- _Exercise brief_:
Transcribe the full listing exactly, and drop every picture.

(Data excerpts)
--------------------------------

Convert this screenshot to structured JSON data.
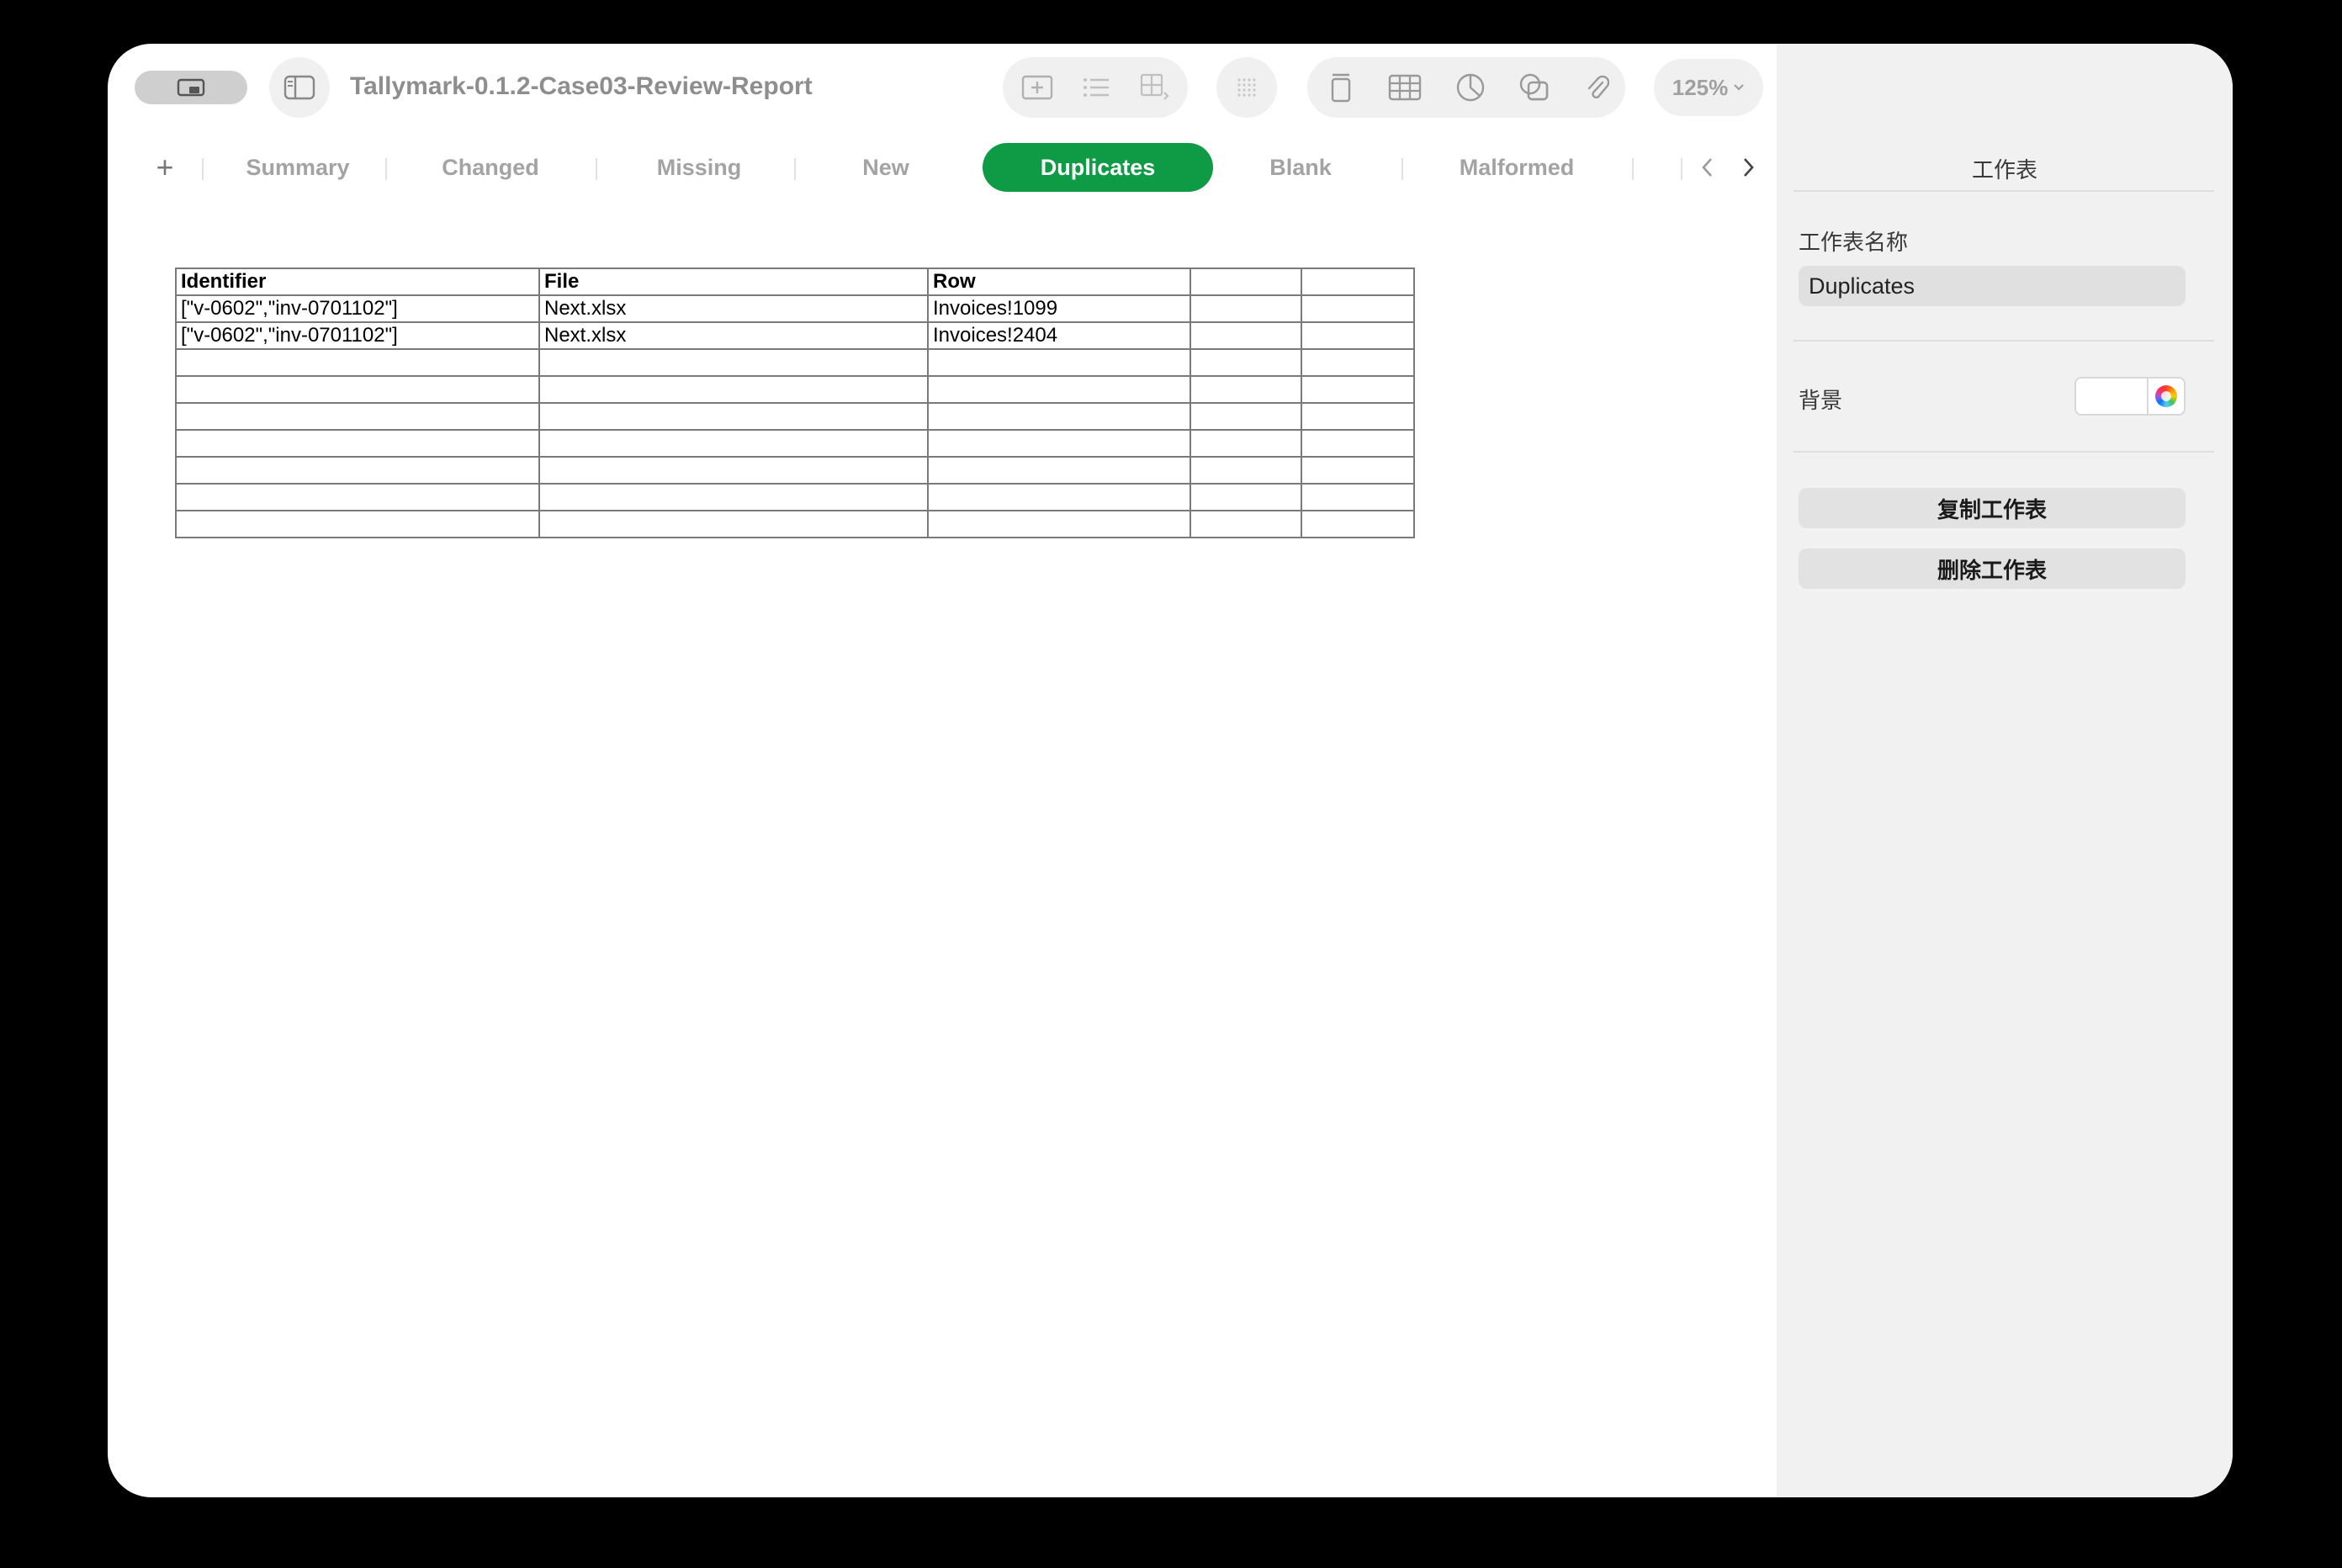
{
  "document": {
    "title": "Tallymark-0.1.2-Case03-Review-Report"
  },
  "toolbar": {
    "zoom": "125%",
    "icons": [
      "view-menu-icon",
      "sidebar-icon",
      "insert-icon",
      "list-icon",
      "table-options-icon",
      "grid-icon",
      "text-box-icon",
      "table-icon",
      "chart-icon",
      "shape-icon",
      "attachment-icon",
      "comment-icon",
      "share-icon",
      "format-brush-icon",
      "organize-icon"
    ]
  },
  "tabs": {
    "add_label": "+",
    "items": [
      {
        "label": "Summary"
      },
      {
        "label": "Changed"
      },
      {
        "label": "Missing"
      },
      {
        "label": "New"
      },
      {
        "label": "Duplicates",
        "active": true
      },
      {
        "label": "Blank"
      },
      {
        "label": "Malformed"
      }
    ]
  },
  "sheet": {
    "headers": [
      "Identifier",
      "File",
      "Row",
      "",
      ""
    ],
    "rows": [
      [
        "[\"v-0602\",\"inv-0701102\"]",
        "Next.xlsx",
        "Invoices!1099",
        "",
        ""
      ],
      [
        "[\"v-0602\",\"inv-0701102\"]",
        "Next.xlsx",
        "Invoices!2404",
        "",
        ""
      ],
      [
        "",
        "",
        "",
        "",
        ""
      ],
      [
        "",
        "",
        "",
        "",
        ""
      ],
      [
        "",
        "",
        "",
        "",
        ""
      ],
      [
        "",
        "",
        "",
        "",
        ""
      ],
      [
        "",
        "",
        "",
        "",
        ""
      ],
      [
        "",
        "",
        "",
        "",
        ""
      ],
      [
        "",
        "",
        "",
        "",
        ""
      ]
    ]
  },
  "inspector": {
    "title": "工作表",
    "name_label": "工作表名称",
    "name_value": "Duplicates",
    "background_label": "背景",
    "background_color": "#ffffff",
    "duplicate_button": "复制工作表",
    "delete_button": "删除工作表"
  },
  "colors": {
    "accent": "#0f9b46",
    "inspector_bg": "#f1f1f1"
  }
}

--------------------------------

- _Written answer_:
Convert this screenshot to structured JSON data.
{
  "document": {
    "title": "Tallymark-0.1.2-Case03-Review-Report"
  },
  "toolbar": {
    "zoom": "125%",
    "icons": [
      "view-menu-icon",
      "sidebar-icon",
      "insert-icon",
      "list-icon",
      "table-options-icon",
      "grid-icon",
      "text-box-icon",
      "table-icon",
      "chart-icon",
      "shape-icon",
      "attachment-icon",
      "comment-icon",
      "share-icon",
      "format-brush-icon",
      "organize-icon"
    ]
  },
  "tabs": {
    "add_label": "+",
    "items": [
      {
        "label": "Summary"
      },
      {
        "label": "Changed"
      },
      {
        "label": "Missing"
      },
      {
        "label": "New"
      },
      {
        "label": "Duplicates",
        "active": true
      },
      {
        "label": "Blank"
      },
      {
        "label": "Malformed"
      }
    ]
  },
  "sheet": {
    "headers": [
      "Identifier",
      "File",
      "Row",
      "",
      ""
    ],
    "rows": [
      [
        "[\"v-0602\",\"inv-0701102\"]",
        "Next.xlsx",
        "Invoices!1099",
        "",
        ""
      ],
      [
        "[\"v-0602\",\"inv-0701102\"]",
        "Next.xlsx",
        "Invoices!2404",
        "",
        ""
      ],
      [
        "",
        "",
        "",
        "",
        ""
      ],
      [
        "",
        "",
        "",
        "",
        ""
      ],
      [
        "",
        "",
        "",
        "",
        ""
      ],
      [
        "",
        "",
        "",
        "",
        ""
      ],
      [
        "",
        "",
        "",
        "",
        ""
      ],
      [
        "",
        "",
        "",
        "",
        ""
      ],
      [
        "",
        "",
        "",
        "",
        ""
      ]
    ]
  },
  "inspector": {
    "title": "工作表",
    "name_label": "工作表名称",
    "name_value": "Duplicates",
    "background_label": "背景",
    "background_color": "#ffffff",
    "duplicate_button": "复制工作表",
    "delete_button": "删除工作表"
  },
  "colors": {
    "accent": "#0f9b46",
    "inspector_bg": "#f1f1f1"
  }
}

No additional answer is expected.